## Directive
Please return the full listing below without altering anything.

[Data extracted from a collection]

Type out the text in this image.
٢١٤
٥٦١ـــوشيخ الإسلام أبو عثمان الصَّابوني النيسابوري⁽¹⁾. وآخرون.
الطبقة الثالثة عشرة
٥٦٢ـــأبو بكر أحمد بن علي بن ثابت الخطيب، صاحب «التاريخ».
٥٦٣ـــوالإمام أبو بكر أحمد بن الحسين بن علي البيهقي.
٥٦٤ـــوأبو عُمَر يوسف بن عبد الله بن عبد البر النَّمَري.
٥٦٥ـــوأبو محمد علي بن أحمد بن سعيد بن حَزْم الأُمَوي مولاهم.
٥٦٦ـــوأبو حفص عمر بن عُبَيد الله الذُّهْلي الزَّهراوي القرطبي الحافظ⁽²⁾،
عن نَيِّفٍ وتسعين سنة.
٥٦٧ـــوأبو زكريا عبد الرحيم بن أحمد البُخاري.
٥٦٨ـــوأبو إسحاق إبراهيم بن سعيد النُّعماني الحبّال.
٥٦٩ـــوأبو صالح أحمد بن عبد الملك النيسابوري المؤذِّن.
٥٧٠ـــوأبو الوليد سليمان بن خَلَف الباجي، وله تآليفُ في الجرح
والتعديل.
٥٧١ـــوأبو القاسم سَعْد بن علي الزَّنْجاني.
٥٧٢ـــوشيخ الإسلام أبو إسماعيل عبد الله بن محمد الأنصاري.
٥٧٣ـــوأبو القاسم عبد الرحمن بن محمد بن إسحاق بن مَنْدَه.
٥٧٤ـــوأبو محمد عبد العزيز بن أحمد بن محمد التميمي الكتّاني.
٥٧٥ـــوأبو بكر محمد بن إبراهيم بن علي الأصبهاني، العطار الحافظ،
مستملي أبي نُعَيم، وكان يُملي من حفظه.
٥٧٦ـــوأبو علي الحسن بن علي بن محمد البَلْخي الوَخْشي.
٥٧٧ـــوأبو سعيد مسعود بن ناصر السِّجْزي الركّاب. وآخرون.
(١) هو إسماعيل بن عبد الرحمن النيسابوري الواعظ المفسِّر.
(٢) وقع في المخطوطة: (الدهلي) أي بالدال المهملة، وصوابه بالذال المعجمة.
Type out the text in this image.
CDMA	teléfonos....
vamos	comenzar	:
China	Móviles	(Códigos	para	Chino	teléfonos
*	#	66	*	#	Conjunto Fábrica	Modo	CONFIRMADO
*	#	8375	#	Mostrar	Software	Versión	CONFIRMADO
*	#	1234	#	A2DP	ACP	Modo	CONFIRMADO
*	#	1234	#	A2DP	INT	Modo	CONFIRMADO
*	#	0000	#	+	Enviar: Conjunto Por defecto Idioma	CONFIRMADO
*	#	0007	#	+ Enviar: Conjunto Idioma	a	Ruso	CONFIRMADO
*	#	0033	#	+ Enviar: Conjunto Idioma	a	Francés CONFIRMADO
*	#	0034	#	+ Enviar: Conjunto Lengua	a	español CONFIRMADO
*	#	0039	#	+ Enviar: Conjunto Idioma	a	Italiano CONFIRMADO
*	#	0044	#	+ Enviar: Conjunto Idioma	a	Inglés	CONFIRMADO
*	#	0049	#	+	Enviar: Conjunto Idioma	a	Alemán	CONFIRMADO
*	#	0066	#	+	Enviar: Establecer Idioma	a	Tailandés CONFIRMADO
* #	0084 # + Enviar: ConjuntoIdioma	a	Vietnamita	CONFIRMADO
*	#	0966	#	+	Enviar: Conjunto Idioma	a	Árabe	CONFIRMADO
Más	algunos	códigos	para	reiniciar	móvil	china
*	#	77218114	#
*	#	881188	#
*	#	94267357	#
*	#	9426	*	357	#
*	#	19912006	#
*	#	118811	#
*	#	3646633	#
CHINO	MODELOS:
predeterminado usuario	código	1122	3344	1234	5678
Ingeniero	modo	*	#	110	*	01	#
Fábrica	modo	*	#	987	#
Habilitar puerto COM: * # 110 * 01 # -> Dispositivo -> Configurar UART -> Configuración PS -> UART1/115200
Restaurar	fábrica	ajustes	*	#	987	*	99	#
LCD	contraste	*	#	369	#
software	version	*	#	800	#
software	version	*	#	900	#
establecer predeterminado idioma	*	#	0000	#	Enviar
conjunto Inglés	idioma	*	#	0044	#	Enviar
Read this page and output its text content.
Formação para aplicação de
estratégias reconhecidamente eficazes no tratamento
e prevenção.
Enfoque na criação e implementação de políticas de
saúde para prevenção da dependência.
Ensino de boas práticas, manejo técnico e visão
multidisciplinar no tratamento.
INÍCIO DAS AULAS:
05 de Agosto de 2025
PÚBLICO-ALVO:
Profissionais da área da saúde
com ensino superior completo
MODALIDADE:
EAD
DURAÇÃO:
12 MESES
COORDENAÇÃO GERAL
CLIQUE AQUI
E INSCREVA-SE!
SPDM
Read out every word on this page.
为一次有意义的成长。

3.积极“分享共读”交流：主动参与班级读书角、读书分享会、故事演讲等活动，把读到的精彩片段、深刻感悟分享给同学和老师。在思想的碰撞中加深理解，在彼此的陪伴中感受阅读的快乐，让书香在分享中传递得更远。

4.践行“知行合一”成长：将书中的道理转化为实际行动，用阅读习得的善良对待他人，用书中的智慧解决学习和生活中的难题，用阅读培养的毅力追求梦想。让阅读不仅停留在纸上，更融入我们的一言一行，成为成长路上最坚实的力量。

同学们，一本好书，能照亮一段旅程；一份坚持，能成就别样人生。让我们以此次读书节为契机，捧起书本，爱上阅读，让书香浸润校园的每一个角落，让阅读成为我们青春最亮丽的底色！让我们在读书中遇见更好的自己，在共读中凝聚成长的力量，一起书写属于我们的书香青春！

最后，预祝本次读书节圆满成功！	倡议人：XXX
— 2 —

## Result of this exercise
Type out the text in this image.
٢١٤
٥٦١ـــوشيخ الإسلام أبو عثمان الصَّابوني النيسابوري⁽¹⁾. وآخرون.
الطبقة الثالثة عشرة
٥٦٢ـــأبو بكر أحمد بن علي بن ثابت الخطيب، صاحب «التاريخ».
٥٦٣ـــوالإمام أبو بكر أحمد بن الحسين بن علي البيهقي.
٥٦٤ـــوأبو عُمَر يوسف بن عبد الله بن عبد البر النَّمَري.
٥٦٥ـــوأبو محمد علي بن أحمد بن سعيد بن حَزْم الأُمَوي مولاهم.
٥٦٦ـــوأبو حفص عمر بن عُبَيد الله الذُّهْلي الزَّهراوي القرطبي الحافظ⁽²⁾،
عن نَيِّفٍ وتسعين سنة.
٥٦٧ـــوأبو زكريا عبد الرحيم بن أحمد البُخاري.
٥٦٨ـــوأبو إسحاق إبراهيم بن سعيد النُّعماني الحبّال.
٥٦٩ـــوأبو صالح أحمد بن عبد الملك النيسابوري المؤذِّن.
٥٧٠ـــوأبو الوليد سليمان بن خَلَف الباجي، وله تآليفُ في الجرح
والتعديل.
٥٧١ـــوأبو القاسم سَعْد بن علي الزَّنْجاني.
٥٧٢ـــوشيخ الإسلام أبو إسماعيل عبد الله بن محمد الأنصاري.
٥٧٣ـــوأبو القاسم عبد الرحمن بن محمد بن إسحاق بن مَنْدَه.
٥٧٤ـــوأبو محمد عبد العزيز بن أحمد بن محمد التميمي الكتّاني.
٥٧٥ـــوأبو بكر محمد بن إبراهيم بن علي الأصبهاني، العطار الحافظ،
مستملي أبي نُعَيم، وكان يُملي من حفظه.
٥٧٦ـــوأبو علي الحسن بن علي بن محمد البَلْخي الوَخْشي.
٥٧٧ـــوأبو سعيد مسعود بن ناصر السِّجْزي الركّاب. وآخرون.
(١) هو إسماعيل بن عبد الرحمن النيسابوري الواعظ المفسِّر.
(٢) وقع في المخطوطة: (الدهلي) أي بالدال المهملة، وصوابه بالذال المعجمة.
Type out the text in this image.
CDMA	teléfonos....
vamos	comenzar	:
China	Móviles	(Códigos	para	Chino	teléfonos
*	#	66	*	#	Conjunto Fábrica	Modo	CONFIRMADO
*	#	8375	#	Mostrar	Software	Versión	CONFIRMADO
*	#	1234	#	A2DP	ACP	Modo	CONFIRMADO
*	#	1234	#	A2DP	INT	Modo	CONFIRMADO
*	#	0000	#	+	Enviar: Conjunto Por defecto Idioma	CONFIRMADO
*	#	0007	#	+ Enviar: Conjunto Idioma	a	Ruso	CONFIRMADO
*	#	0033	#	+ Enviar: Conjunto Idioma	a	Francés CONFIRMADO
*	#	0034	#	+ Enviar: Conjunto Lengua	a	español CONFIRMADO
*	#	0039	#	+ Enviar: Conjunto Idioma	a	Italiano CONFIRMADO
*	#	0044	#	+ Enviar: Conjunto Idioma	a	Inglés	CONFIRMADO
*	#	0049	#	+	Enviar: Conjunto Idioma	a	Alemán	CONFIRMADO
*	#	0066	#	+	Enviar: Establecer Idioma	a	Tailandés CONFIRMADO
* #	0084 # + Enviar: ConjuntoIdioma	a	Vietnamita	CONFIRMADO
*	#	0966	#	+	Enviar: Conjunto Idioma	a	Árabe	CONFIRMADO
Más	algunos	códigos	para	reiniciar	móvil	china
*	#	77218114	#
*	#	881188	#
*	#	94267357	#
*	#	9426	*	357	#
*	#	19912006	#
*	#	118811	#
*	#	3646633	#
CHINO	MODELOS:
predeterminado usuario	código	1122	3344	1234	5678
Ingeniero	modo	*	#	110	*	01	#
Fábrica	modo	*	#	987	#
Habilitar puerto COM: * # 110 * 01 # -> Dispositivo -> Configurar UART -> Configuración PS -> UART1/115200
Restaurar	fábrica	ajustes	*	#	987	*	99	#
LCD	contraste	*	#	369	#
software	version	*	#	800	#
software	version	*	#	900	#
establecer predeterminado idioma	*	#	0000	#	Enviar
conjunto Inglés	idioma	*	#	0044	#	Enviar
Read this page and output its text content.
Formação para aplicação de
estratégias reconhecidamente eficazes no tratamento
e prevenção.
Enfoque na criação e implementação de políticas de
saúde para prevenção da dependência.
Ensino de boas práticas, manejo técnico e visão
multidisciplinar no tratamento.
INÍCIO DAS AULAS:
05 de Agosto de 2025
PÚBLICO-ALVO:
Profissionais da área da saúde
com ensino superior completo
MODALIDADE:
EAD
DURAÇÃO:
12 MESES
COORDENAÇÃO GERAL
CLIQUE AQUI
E INSCREVA-SE!
SPDM
Read out every word on this page.
为一次有意义的成长。

3.积极“分享共读”交流：主动参与班级读书角、读书分享会、故事演讲等活动，把读到的精彩片段、深刻感悟分享给同学和老师。在思想的碰撞中加深理解，在彼此的陪伴中感受阅读的快乐，让书香在分享中传递得更远。

4.践行“知行合一”成长：将书中的道理转化为实际行动，用阅读习得的善良对待他人，用书中的智慧解决学习和生活中的难题，用阅读培养的毅力追求梦想。让阅读不仅停留在纸上，更融入我们的一言一行，成为成长路上最坚实的力量。

同学们，一本好书，能照亮一段旅程；一份坚持，能成就别样人生。让我们以此次读书节为契机，捧起书本，爱上阅读，让书香浸润校园的每一个角落，让阅读成为我们青春最亮丽的底色！让我们在读书中遇见更好的自己，在共读中凝聚成长的力量，一起书写属于我们的书香青春！

最后，预祝本次读书节圆满成功！	倡议人：XXX
— 2 —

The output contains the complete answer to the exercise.